REQUIREMENTS = For every line in the data below that contains "berukuran", copy the line.

Data entries =
start
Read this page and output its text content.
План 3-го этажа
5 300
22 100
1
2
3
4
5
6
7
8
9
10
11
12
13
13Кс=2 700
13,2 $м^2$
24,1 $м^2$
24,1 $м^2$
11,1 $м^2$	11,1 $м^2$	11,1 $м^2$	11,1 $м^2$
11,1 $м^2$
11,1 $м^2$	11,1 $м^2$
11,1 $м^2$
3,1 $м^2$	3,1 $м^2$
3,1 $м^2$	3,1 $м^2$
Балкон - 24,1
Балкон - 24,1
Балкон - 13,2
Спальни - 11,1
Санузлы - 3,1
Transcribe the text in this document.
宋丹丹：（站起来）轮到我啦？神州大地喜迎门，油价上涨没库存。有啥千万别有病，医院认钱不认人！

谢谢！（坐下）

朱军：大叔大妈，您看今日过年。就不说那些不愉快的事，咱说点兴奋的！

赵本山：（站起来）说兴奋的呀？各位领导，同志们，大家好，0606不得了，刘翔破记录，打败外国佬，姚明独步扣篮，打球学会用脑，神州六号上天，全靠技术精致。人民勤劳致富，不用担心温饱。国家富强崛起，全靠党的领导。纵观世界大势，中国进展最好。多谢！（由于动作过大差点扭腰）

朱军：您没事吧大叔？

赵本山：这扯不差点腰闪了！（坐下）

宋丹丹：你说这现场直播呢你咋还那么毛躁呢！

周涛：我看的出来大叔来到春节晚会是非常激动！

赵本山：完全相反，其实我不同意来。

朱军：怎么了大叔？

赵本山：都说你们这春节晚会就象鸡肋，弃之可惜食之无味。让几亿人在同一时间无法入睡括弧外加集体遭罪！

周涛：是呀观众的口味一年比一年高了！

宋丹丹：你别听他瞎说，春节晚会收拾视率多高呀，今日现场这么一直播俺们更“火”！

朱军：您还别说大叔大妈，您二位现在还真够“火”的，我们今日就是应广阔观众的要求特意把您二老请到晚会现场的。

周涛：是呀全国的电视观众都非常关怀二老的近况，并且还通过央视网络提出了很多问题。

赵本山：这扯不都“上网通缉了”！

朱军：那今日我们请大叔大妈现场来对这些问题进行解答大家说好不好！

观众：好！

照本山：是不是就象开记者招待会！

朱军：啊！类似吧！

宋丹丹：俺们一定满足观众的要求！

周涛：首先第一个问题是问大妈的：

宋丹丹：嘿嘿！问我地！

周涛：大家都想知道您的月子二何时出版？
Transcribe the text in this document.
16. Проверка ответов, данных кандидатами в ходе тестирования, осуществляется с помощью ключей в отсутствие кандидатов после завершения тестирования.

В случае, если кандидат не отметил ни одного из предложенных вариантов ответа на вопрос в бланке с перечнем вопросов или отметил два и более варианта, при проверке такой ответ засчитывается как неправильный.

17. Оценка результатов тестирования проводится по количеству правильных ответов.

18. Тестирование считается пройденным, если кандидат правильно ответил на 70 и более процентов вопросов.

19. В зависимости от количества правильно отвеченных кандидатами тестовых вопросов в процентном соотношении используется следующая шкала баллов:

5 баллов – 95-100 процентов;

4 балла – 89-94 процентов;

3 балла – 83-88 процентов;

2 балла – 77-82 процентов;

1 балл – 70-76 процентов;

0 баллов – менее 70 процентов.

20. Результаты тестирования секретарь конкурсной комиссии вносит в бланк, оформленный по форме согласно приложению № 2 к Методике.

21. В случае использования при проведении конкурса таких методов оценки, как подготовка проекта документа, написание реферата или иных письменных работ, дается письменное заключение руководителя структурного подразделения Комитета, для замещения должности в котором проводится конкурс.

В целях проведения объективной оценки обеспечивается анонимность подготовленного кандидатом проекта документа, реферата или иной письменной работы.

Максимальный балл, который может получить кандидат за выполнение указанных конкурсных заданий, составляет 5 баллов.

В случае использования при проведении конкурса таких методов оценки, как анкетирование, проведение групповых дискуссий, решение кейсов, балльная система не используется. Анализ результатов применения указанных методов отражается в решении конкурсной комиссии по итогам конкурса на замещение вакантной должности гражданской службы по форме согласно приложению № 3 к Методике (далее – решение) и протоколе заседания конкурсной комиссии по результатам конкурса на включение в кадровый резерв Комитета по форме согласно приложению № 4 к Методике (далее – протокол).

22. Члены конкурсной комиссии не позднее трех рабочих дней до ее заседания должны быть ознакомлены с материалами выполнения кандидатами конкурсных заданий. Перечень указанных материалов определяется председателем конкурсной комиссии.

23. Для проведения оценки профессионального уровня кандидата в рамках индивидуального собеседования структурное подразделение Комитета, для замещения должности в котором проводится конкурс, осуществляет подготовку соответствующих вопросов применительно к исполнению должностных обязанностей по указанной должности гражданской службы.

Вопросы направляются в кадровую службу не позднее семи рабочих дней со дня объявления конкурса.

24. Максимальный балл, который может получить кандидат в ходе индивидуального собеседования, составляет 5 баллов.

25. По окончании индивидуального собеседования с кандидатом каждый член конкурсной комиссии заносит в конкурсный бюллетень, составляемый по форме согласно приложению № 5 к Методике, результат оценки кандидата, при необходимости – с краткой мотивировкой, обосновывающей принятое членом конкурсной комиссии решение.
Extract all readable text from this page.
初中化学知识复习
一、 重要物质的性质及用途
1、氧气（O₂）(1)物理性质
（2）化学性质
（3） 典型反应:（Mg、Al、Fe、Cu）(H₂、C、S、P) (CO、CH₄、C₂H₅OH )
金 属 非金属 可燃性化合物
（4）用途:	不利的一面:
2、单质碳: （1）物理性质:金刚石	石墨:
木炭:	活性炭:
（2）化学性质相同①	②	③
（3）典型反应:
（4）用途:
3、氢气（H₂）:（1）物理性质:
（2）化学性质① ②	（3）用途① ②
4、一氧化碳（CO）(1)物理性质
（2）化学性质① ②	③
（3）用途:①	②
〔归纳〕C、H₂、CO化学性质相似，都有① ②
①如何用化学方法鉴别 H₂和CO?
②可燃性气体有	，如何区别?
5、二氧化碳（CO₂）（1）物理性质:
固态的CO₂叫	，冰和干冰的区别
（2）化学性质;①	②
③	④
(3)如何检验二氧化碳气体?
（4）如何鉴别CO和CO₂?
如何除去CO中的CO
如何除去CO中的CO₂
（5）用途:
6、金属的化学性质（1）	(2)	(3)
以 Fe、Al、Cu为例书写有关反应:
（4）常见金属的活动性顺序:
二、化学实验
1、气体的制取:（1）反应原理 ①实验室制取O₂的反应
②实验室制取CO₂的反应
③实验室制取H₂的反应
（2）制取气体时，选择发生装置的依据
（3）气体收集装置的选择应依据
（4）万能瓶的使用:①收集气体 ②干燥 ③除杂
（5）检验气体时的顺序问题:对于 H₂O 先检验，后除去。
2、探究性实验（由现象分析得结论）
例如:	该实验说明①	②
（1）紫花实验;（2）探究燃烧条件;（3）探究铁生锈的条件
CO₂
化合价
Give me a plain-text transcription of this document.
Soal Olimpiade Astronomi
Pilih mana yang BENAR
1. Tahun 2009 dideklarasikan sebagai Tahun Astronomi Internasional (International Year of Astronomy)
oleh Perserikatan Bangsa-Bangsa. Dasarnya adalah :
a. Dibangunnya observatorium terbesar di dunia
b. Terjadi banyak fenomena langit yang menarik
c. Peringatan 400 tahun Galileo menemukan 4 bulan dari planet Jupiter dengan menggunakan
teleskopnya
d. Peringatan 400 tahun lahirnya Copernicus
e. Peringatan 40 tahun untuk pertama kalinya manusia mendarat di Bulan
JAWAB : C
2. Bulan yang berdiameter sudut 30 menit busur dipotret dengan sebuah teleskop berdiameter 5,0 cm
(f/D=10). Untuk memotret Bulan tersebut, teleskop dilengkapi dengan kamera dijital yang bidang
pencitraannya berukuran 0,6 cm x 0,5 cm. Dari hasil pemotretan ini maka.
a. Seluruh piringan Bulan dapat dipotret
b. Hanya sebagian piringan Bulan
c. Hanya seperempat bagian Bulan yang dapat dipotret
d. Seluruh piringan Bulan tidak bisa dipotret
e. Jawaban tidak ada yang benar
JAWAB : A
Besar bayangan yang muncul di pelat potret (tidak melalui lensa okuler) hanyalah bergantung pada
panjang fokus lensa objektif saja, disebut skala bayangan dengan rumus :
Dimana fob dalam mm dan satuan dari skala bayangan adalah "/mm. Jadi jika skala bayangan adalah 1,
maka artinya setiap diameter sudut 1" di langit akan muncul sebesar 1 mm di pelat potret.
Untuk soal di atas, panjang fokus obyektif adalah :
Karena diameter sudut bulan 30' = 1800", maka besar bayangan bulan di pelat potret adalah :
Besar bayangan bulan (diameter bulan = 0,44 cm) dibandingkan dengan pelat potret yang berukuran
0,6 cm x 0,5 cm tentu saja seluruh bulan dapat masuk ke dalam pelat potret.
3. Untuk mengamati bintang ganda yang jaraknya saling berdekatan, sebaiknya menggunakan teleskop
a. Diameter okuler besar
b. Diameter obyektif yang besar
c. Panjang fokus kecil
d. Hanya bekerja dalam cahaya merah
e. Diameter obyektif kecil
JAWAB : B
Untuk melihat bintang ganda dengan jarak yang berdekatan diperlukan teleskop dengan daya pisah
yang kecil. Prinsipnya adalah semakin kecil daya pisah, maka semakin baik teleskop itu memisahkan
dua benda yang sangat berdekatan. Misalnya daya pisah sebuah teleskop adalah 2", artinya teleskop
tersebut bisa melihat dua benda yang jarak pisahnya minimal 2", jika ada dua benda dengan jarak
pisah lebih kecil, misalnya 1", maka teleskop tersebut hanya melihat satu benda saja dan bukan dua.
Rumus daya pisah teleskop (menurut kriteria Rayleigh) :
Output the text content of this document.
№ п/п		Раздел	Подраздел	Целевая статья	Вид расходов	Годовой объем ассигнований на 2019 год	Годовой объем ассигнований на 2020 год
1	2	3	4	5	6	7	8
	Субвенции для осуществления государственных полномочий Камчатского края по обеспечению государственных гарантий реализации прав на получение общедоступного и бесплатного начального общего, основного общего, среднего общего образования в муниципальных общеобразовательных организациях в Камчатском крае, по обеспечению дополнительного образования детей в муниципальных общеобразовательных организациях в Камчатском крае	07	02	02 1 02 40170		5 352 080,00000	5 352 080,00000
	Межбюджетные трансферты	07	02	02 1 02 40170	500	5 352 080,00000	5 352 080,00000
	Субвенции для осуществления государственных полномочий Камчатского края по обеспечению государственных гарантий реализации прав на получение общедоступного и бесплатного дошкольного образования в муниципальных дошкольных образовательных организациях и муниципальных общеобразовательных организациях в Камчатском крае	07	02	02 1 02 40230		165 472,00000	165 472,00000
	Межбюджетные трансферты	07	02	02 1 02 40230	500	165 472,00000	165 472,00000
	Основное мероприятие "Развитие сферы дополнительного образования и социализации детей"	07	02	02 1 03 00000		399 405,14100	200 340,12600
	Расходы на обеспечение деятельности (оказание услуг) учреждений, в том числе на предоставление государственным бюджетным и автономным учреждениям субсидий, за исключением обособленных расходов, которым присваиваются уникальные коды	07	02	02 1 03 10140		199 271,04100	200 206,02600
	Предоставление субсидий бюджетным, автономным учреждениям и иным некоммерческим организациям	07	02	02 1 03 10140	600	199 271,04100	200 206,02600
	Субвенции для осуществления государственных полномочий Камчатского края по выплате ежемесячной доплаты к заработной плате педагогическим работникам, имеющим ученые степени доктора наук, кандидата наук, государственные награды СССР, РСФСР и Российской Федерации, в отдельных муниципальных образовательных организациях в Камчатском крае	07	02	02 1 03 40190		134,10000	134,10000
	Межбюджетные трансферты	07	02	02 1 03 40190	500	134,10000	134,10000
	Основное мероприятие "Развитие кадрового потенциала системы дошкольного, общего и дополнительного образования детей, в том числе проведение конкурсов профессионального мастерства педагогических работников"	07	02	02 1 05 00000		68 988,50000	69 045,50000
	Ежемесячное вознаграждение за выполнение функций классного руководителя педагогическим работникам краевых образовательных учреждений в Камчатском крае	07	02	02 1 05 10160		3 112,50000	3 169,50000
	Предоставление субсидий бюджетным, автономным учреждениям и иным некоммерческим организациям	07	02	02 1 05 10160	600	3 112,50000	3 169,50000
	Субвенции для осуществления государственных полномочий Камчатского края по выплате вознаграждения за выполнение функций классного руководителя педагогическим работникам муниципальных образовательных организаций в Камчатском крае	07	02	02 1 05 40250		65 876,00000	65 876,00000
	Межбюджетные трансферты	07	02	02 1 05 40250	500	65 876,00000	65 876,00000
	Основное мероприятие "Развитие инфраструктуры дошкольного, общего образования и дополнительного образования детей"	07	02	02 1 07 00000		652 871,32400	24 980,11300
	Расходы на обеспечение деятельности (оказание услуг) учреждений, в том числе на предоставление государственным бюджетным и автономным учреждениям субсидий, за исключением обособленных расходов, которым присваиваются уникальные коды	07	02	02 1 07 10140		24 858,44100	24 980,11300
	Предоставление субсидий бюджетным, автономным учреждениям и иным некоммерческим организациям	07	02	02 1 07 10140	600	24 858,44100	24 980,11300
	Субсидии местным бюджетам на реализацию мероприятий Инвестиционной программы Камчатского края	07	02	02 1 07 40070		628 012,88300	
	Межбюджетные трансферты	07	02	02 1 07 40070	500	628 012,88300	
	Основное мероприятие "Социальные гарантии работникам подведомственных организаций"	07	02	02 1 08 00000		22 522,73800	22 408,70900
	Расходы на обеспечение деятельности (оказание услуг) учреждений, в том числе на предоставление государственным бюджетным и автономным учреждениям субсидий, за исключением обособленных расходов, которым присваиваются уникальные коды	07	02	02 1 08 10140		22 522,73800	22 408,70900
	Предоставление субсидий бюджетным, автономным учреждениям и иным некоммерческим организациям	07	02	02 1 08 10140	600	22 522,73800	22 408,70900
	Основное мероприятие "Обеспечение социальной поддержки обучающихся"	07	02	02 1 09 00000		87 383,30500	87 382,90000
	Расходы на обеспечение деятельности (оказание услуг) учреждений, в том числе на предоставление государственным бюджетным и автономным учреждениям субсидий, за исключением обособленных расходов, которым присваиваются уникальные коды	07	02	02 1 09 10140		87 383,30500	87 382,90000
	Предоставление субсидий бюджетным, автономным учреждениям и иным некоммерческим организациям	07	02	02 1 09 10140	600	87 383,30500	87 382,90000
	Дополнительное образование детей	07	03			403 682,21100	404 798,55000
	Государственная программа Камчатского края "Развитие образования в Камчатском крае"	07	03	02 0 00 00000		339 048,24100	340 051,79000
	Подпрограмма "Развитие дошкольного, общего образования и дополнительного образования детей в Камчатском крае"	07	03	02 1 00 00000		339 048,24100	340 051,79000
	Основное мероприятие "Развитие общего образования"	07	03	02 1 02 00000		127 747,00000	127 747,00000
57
end
WRITTEN SOLUTION =
pencitraannya berukuran 0,6 cm x 0,5 cm. Dari hasil pemotretan ini maka.
Besar bayangan bulan (diameter bulan = 0,44 cm) dibandingkan dengan pelat potret yang berukuran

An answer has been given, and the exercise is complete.